Start DATASET EXCERPTS
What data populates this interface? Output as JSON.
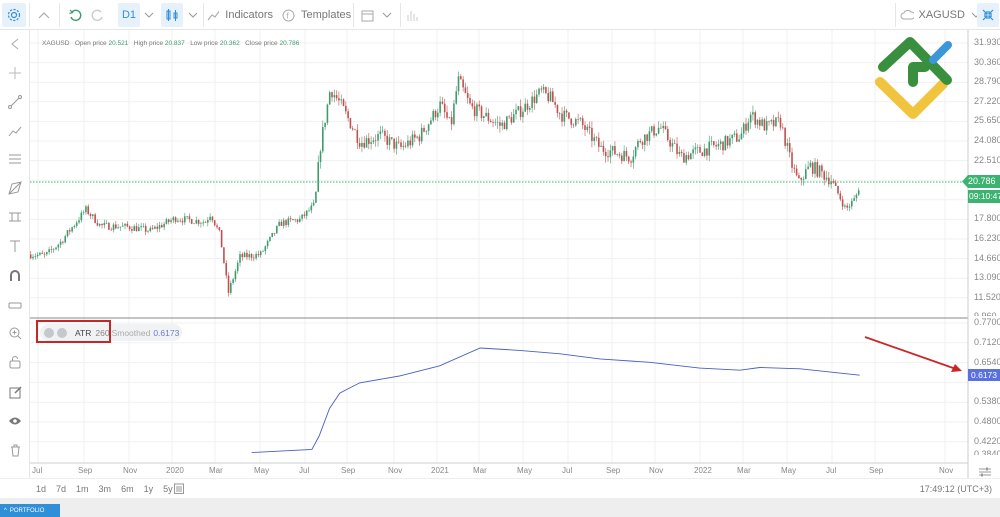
{
  "toolbar": {
    "timeframe": "D1",
    "indicators_label": "Indicators",
    "templates_label": "Templates",
    "symbol": "XAGUSD"
  },
  "legend": {
    "symbol": "XAGUSD",
    "open_label": "Open price",
    "open": "20.521",
    "high_label": "High price",
    "high": "20.837",
    "low_label": "Low price",
    "low": "20.362",
    "close_label": "Close price",
    "close": "20.786"
  },
  "indicator": {
    "name": "ATR",
    "period": "260",
    "smoothed_label": "Smoothed",
    "value": "0.6173"
  },
  "price_axis": {
    "ticks": [
      "31.930",
      "30.360",
      "28.790",
      "27.220",
      "25.650",
      "24.080",
      "22.510",
      "17.800",
      "16.230",
      "14.660",
      "13.090",
      "11.520",
      "9.960"
    ],
    "current_price": "20.786",
    "countdown": "09:10:47"
  },
  "atr_axis": {
    "ticks": [
      "0.7700",
      "0.7120",
      "0.6540",
      "0.5380",
      "0.4800",
      "0.4220",
      "0.3840"
    ],
    "current_value": "0.6173"
  },
  "time_axis": {
    "labels": [
      "Jul",
      "Sep",
      "Nov",
      "2020",
      "Mar",
      "May",
      "Jul",
      "Sep",
      "Nov",
      "2021",
      "Mar",
      "May",
      "Jul",
      "Sep",
      "Nov",
      "2022",
      "Mar",
      "May",
      "Jul",
      "Sep",
      "Nov"
    ]
  },
  "ranges": [
    "1d",
    "7d",
    "1m",
    "3m",
    "6m",
    "1y",
    "5y"
  ],
  "clock": "17:49:12 (UTC+3)",
  "portfolio_label": "PORTFOLIO",
  "colors": {
    "up": "#3f9b6e",
    "down": "#c0504d",
    "atr": "#4a5fc1",
    "accent": "#2f8fd8",
    "annotation": "#c62828",
    "price_tag": "#3cb371"
  },
  "chart_data": [
    {
      "type": "candlestick",
      "symbol": "XAGUSD",
      "timeframe": "D1",
      "ylim": [
        9.96,
        31.93
      ],
      "approx_close_path": [
        [
          "2019-06-20",
          15.0
        ],
        [
          "2019-07-10",
          14.9
        ],
        [
          "2019-08-01",
          16.0
        ],
        [
          "2019-09-05",
          18.6
        ],
        [
          "2019-09-25",
          17.3
        ],
        [
          "2019-11-05",
          17.2
        ],
        [
          "2019-12-03",
          16.9
        ],
        [
          "2020-01-07",
          17.9
        ],
        [
          "2020-02-18",
          17.6
        ],
        [
          "2020-02-25",
          18.3
        ],
        [
          "2020-03-08",
          16.5
        ],
        [
          "2020-03-19",
          11.9
        ],
        [
          "2020-04-05",
          14.8
        ],
        [
          "2020-05-03",
          15.0
        ],
        [
          "2020-05-30",
          17.5
        ],
        [
          "2020-06-27",
          17.8
        ],
        [
          "2020-07-17",
          19.0
        ],
        [
          "2020-07-24",
          23.5
        ],
        [
          "2020-08-08",
          28.3
        ],
        [
          "2020-08-22",
          27.0
        ],
        [
          "2020-09-19",
          24.0
        ],
        [
          "2020-10-16",
          24.5
        ],
        [
          "2020-11-13",
          23.5
        ],
        [
          "2020-12-10",
          24.5
        ],
        [
          "2021-01-08",
          27.0
        ],
        [
          "2021-01-22",
          25.2
        ],
        [
          "2021-02-02",
          29.0
        ],
        [
          "2021-02-19",
          26.8
        ],
        [
          "2021-03-30",
          25.3
        ],
        [
          "2021-04-27",
          26.5
        ],
        [
          "2021-05-25",
          28.0
        ],
        [
          "2021-06-08",
          27.5
        ],
        [
          "2021-06-22",
          26.2
        ],
        [
          "2021-07-19",
          25.5
        ],
        [
          "2021-08-16",
          23.5
        ],
        [
          "2021-09-27",
          22.8
        ],
        [
          "2021-10-10",
          24.2
        ],
        [
          "2021-11-07",
          25.2
        ],
        [
          "2021-12-05",
          22.8
        ],
        [
          "2022-01-02",
          23.3
        ],
        [
          "2022-01-30",
          23.8
        ],
        [
          "2022-02-27",
          24.5
        ],
        [
          "2022-03-10",
          26.2
        ],
        [
          "2022-04-01",
          25.2
        ],
        [
          "2022-04-21",
          25.6
        ],
        [
          "2022-05-05",
          22.4
        ],
        [
          "2022-05-15",
          20.8
        ],
        [
          "2022-06-02",
          22.1
        ],
        [
          "2022-06-30",
          21.0
        ],
        [
          "2022-07-20",
          18.6
        ],
        [
          "2022-08-03",
          19.5
        ],
        [
          "2022-08-10",
          20.786
        ]
      ]
    },
    {
      "type": "line",
      "name": "ATR 260 Smoothed",
      "ylim": [
        0.384,
        0.77
      ],
      "points": [
        [
          "2020-04-22",
          0.391
        ],
        [
          "2020-07-14",
          0.4
        ],
        [
          "2020-07-24",
          0.44
        ],
        [
          "2020-08-08",
          0.52
        ],
        [
          "2020-08-22",
          0.565
        ],
        [
          "2020-09-19",
          0.595
        ],
        [
          "2020-11-13",
          0.615
        ],
        [
          "2021-01-08",
          0.645
        ],
        [
          "2021-03-03",
          0.697
        ],
        [
          "2021-04-27",
          0.69
        ],
        [
          "2021-06-22",
          0.68
        ],
        [
          "2021-08-16",
          0.665
        ],
        [
          "2021-10-24",
          0.655
        ],
        [
          "2022-01-02",
          0.638
        ],
        [
          "2022-02-27",
          0.632
        ],
        [
          "2022-03-24",
          0.64
        ],
        [
          "2022-05-19",
          0.636
        ],
        [
          "2022-08-10",
          0.6173
        ]
      ]
    }
  ]
}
End DATASET EXCERPTS
TASK STATEMENT:
Go through the records and show every line with the string "symbol" in it.

ANSWER TO THE EXERCISE:
    "symbol": "XAGUSD"
    "symbol": "XAGUSD",
      "symbol": "XAGUSD",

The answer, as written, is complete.